• **BRIEF**
Search the material for the string "content" and copy each line where it occurs.
※ ※ ※
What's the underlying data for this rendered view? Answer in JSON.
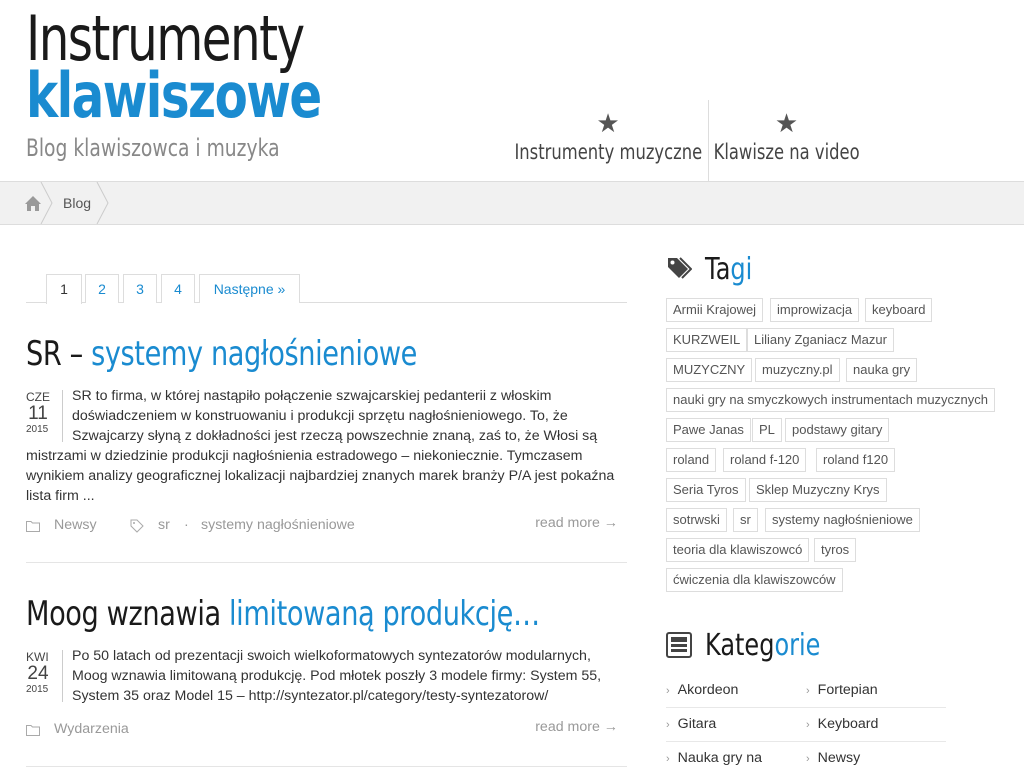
{
  "site": {
    "title_line1": "Instrumenty",
    "title_line2": "klawiszowe",
    "tagline": "Blog klawiszowca i muzyka"
  },
  "nav": [
    {
      "label": "Instrumenty muzyczne",
      "icon": "star-icon"
    },
    {
      "label": "Klawisze na video",
      "icon": "star-icon"
    }
  ],
  "breadcrumb": {
    "home_icon": "home-icon",
    "current": "Blog"
  },
  "pagination": [
    "1",
    "2",
    "3",
    "4",
    "Następne »"
  ],
  "posts": [
    {
      "title_dark": "SR – ",
      "title_blue": "systemy nagłośnieniowe",
      "date": {
        "month": "CZE",
        "day": "11",
        "year": "2015"
      },
      "excerpt": "SR to firma, w której nastąpiło połączenie szwajcarskiej pedanterii z włoskim doświadczeniem w konstruowaniu i produkcji sprzętu nagłośnieniowego. To, że Szwajcarzy słyną z dokładności jest rzeczą powszechnie znaną, zaś to, że Włosi są mistrzami w dziedzinie produkcji nagłośnienia estradowego – niekoniecznie. Tymczasem wynikiem analizy geograficznej lokalizacji najbardziej znanych marek branży P/A jest pokaźna lista firm ...",
      "category": "Newsy",
      "tags": [
        "sr",
        "systemy nagłośnieniowe"
      ],
      "read_more": "read more →"
    },
    {
      "title_dark": "Moog wznawia ",
      "title_blue": "limitowaną produkcję…",
      "date": {
        "month": "KWI",
        "day": "24",
        "year": "2015"
      },
      "excerpt": "Po 50 latach od prezentacji swoich wielkoformatowych syntezatorów modularnych, Moog wznawia limitowaną produkcję. Pod młotek poszły 3 modele firmy: System 55, System 35 oraz Model 15 – http://syntezator.pl/category/testy-syntezatorow/",
      "category": "Wydarzenia",
      "read_more": "read more →"
    }
  ],
  "sidebar": {
    "tags_title_dark": "Ta",
    "tags_title_blue": "gi",
    "tags": [
      "Armii Krajowej",
      "improwizacja",
      "keyboard",
      "KURZWEIL",
      "Liliany Zganiacz Mazur",
      "MUZYCZNY",
      "muzyczny.pl",
      "nauka gry",
      "nauki gry na smyczkowych instrumentach muzycznych",
      "Pawe Janas",
      "PL",
      "podstawy gitary",
      "roland",
      "roland f-120",
      "roland f120",
      "Seria Tyros",
      "Sklep Muzyczny Krys",
      "sotrwski",
      "sr",
      "systemy nagłośnieniowe",
      "teoria dla klawiszowcó",
      "tyros",
      "ćwiczenia dla klawiszowców"
    ],
    "cats_title_dark": "Kateg",
    "cats_title_blue": "orie",
    "categories": [
      "Akordeon",
      "Fortepian",
      "Gitara",
      "Keyboard",
      "Nauka gry na",
      "Newsy"
    ]
  }
}
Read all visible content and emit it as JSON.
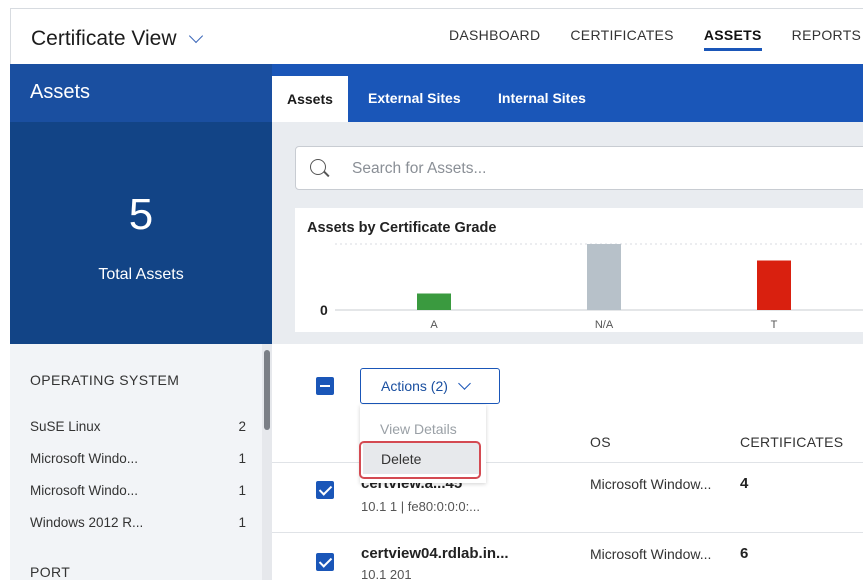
{
  "header": {
    "app_title": "Certificate View",
    "nav": [
      "DASHBOARD",
      "CERTIFICATES",
      "ASSETS",
      "REPORTS"
    ]
  },
  "sidebar": {
    "title": "Assets",
    "total_count": "5",
    "total_label": "Total Assets",
    "os_section": "OPERATING SYSTEM",
    "os_filters": [
      {
        "label": "SuSE Linux",
        "count": "2"
      },
      {
        "label": "Microsoft Windo...",
        "count": "1"
      },
      {
        "label": "Microsoft Windo...",
        "count": "1"
      },
      {
        "label": "Windows 2012 R...",
        "count": "1"
      }
    ],
    "port_section": "PORT"
  },
  "tabs": [
    "Assets",
    "External Sites",
    "Internal Sites"
  ],
  "search": {
    "placeholder": "Search for Assets..."
  },
  "chart_data": {
    "type": "bar",
    "title": "Assets by Certificate Grade",
    "y_tick": "0",
    "categories": [
      "A",
      "N/A",
      "T"
    ],
    "values": [
      1,
      4,
      3
    ],
    "colors": [
      "#3a9a3f",
      "#b7c1c9",
      "#d9200f"
    ]
  },
  "list": {
    "actions_label": "Actions (2)",
    "menu": [
      "View Details",
      "Delete"
    ],
    "columns": {
      "os": "OS",
      "certificates": "CERTIFICATES"
    },
    "rows": [
      {
        "name": "certview.a...45",
        "sub": "10.1        1 | fe80:0:0:0:...",
        "os": "Microsoft Window...",
        "certs": "4"
      },
      {
        "name": "certview04.rdlab.in...",
        "sub": "10.1          201",
        "os": "Microsoft Window...",
        "certs": "6"
      }
    ]
  }
}
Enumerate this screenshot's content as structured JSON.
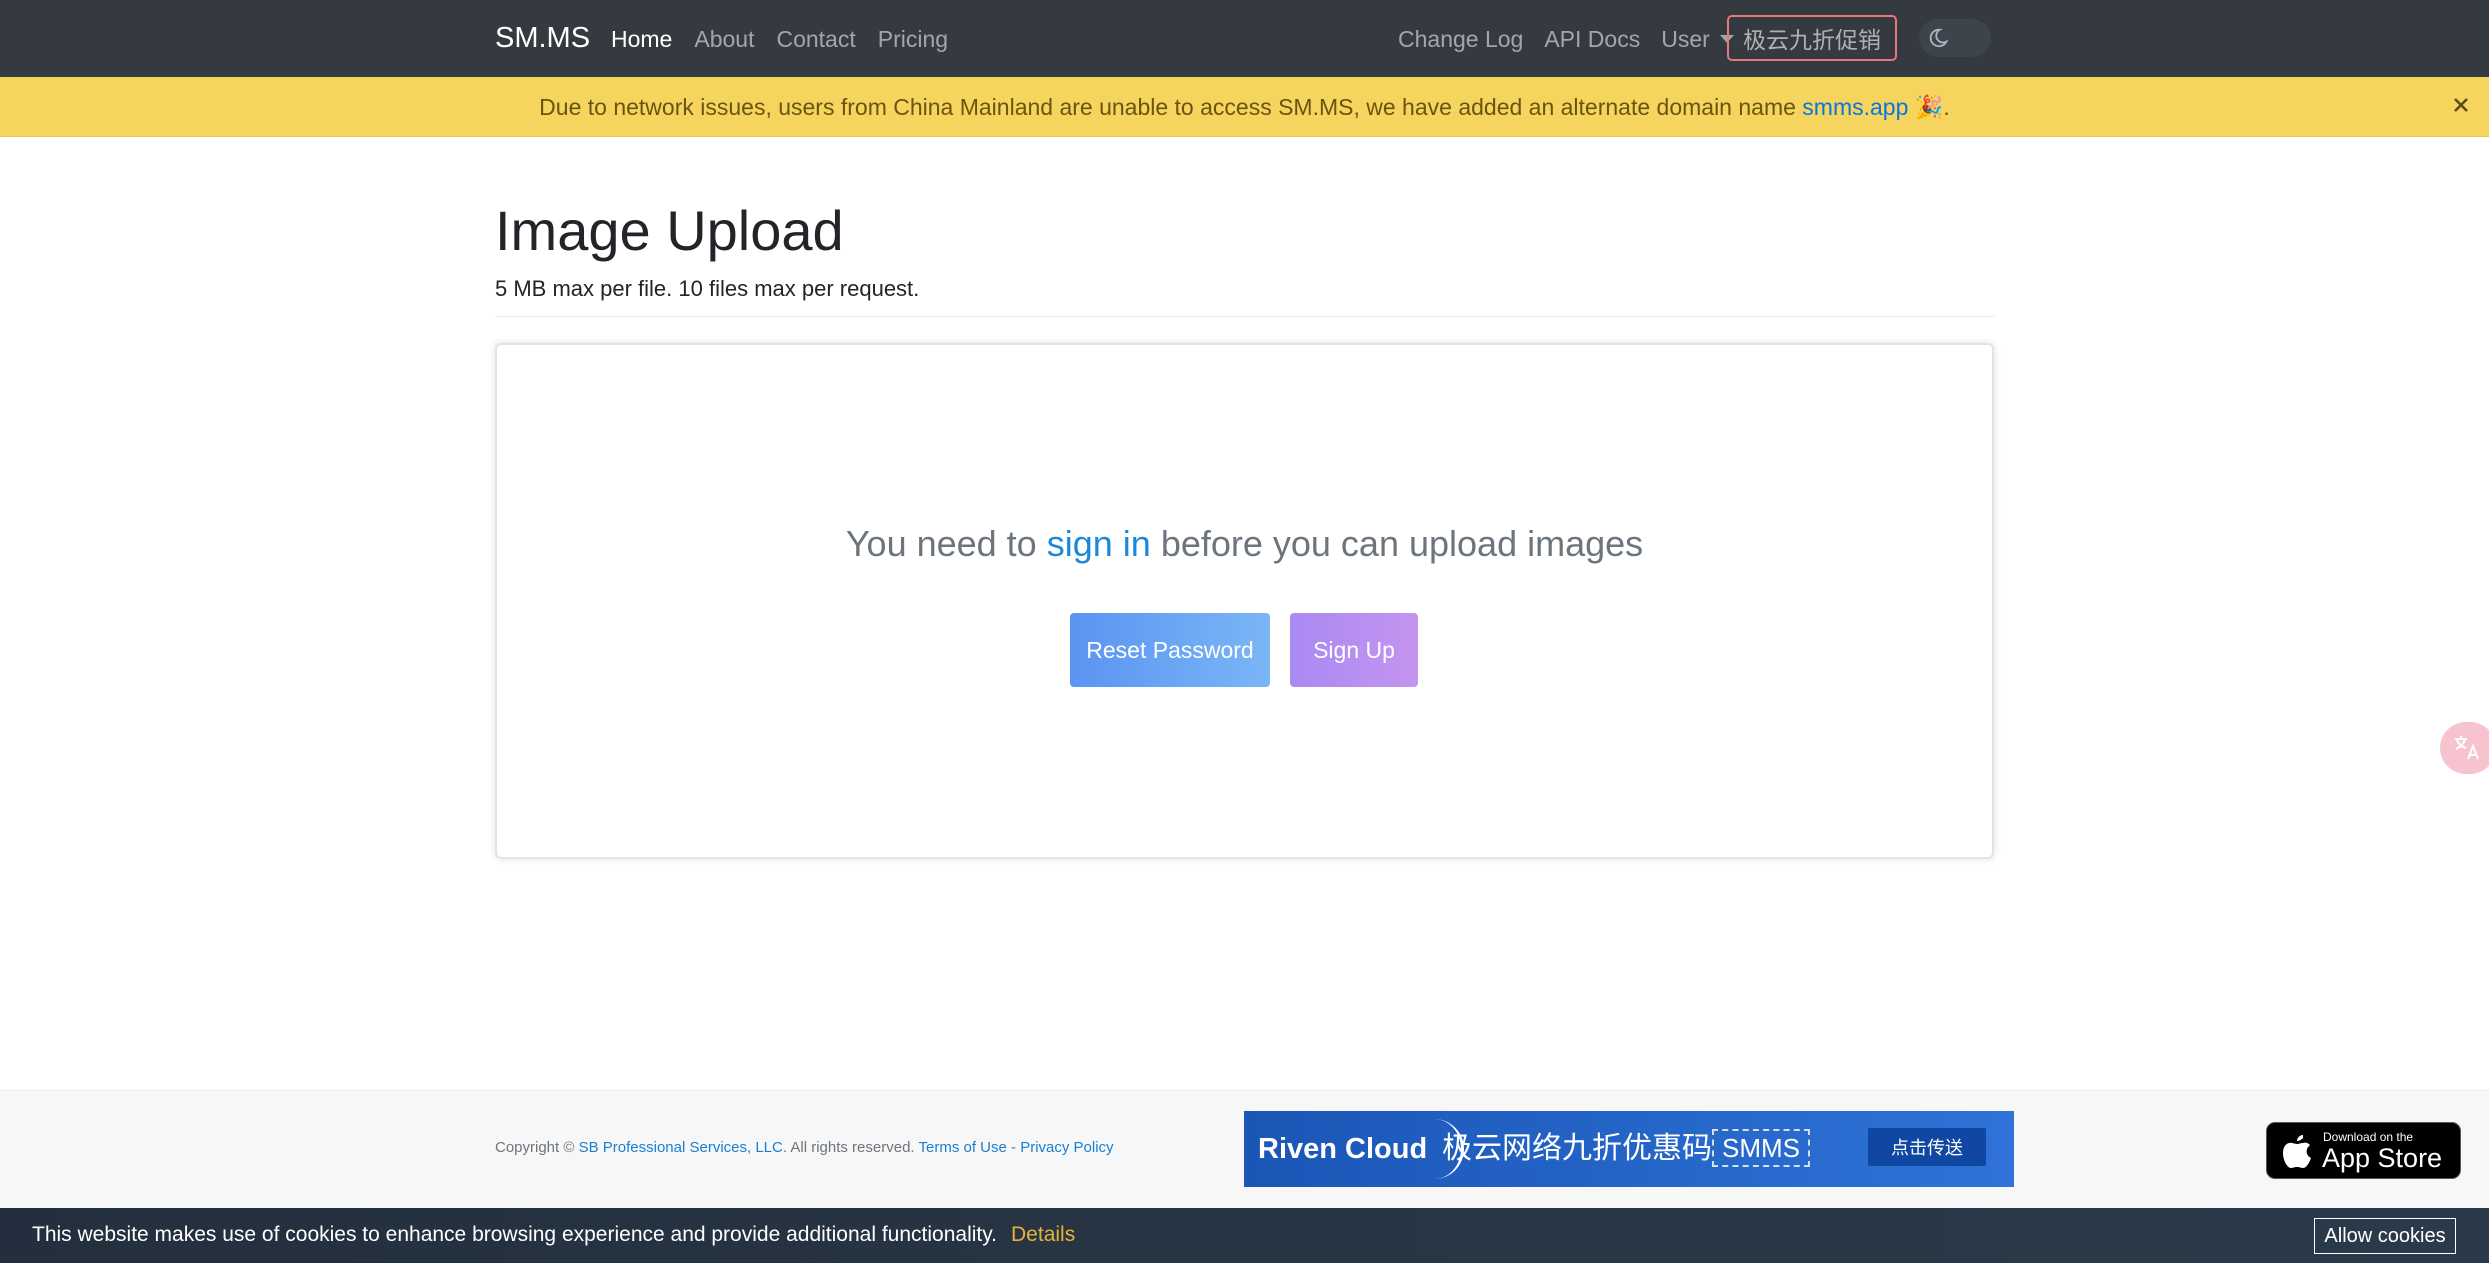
{
  "navbar": {
    "brand": "SM.MS",
    "left_links": [
      "Home",
      "About",
      "Contact",
      "Pricing"
    ],
    "right_links": [
      "Change Log",
      "API Docs"
    ],
    "user_label": "User",
    "promo_label": "极云九折促销"
  },
  "alert": {
    "message": "Due to network issues, users from China Mainland are unable to access SM.MS, we have added an alternate domain name",
    "domain_link": "smms.app",
    "emoji": "🎉",
    "trailing": "."
  },
  "main": {
    "title": "Image Upload",
    "subtitle": "5 MB max per file. 10 files max per request.",
    "upload": {
      "prefix": "You need to",
      "signin_link": "sign in",
      "suffix": "before you can upload images",
      "reset_button": "Reset Password",
      "signup_button": "Sign Up"
    }
  },
  "footer": {
    "copyright_prefix": "Copyright ©",
    "company_link": "SB Professional Services, LLC",
    "rights": ". All rights reserved.",
    "terms_link": "Terms of Use",
    "separator": "-",
    "privacy_link": "Privacy Policy",
    "ad": {
      "brand": "Riven Cloud",
      "text": "极云网络九折优惠码",
      "code": "SMMS",
      "button": "点击传送"
    },
    "appstore": {
      "small": "Download on the",
      "big": "App Store"
    }
  },
  "cookie": {
    "message": "This website makes use of cookies to enhance browsing experience and provide additional functionality.",
    "details_link": "Details",
    "allow_button": "Allow cookies"
  },
  "colors": {
    "navbar_bg": "#343a40",
    "alert_bg": "#f5d55e",
    "link": "#1a8ad8",
    "promo_border": "#e8767d"
  }
}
※ ※ ※
• **FINAL ANSWER**
Read all visible content and emit it as JSON.
Enumerate this screenshot's content as structured JSON.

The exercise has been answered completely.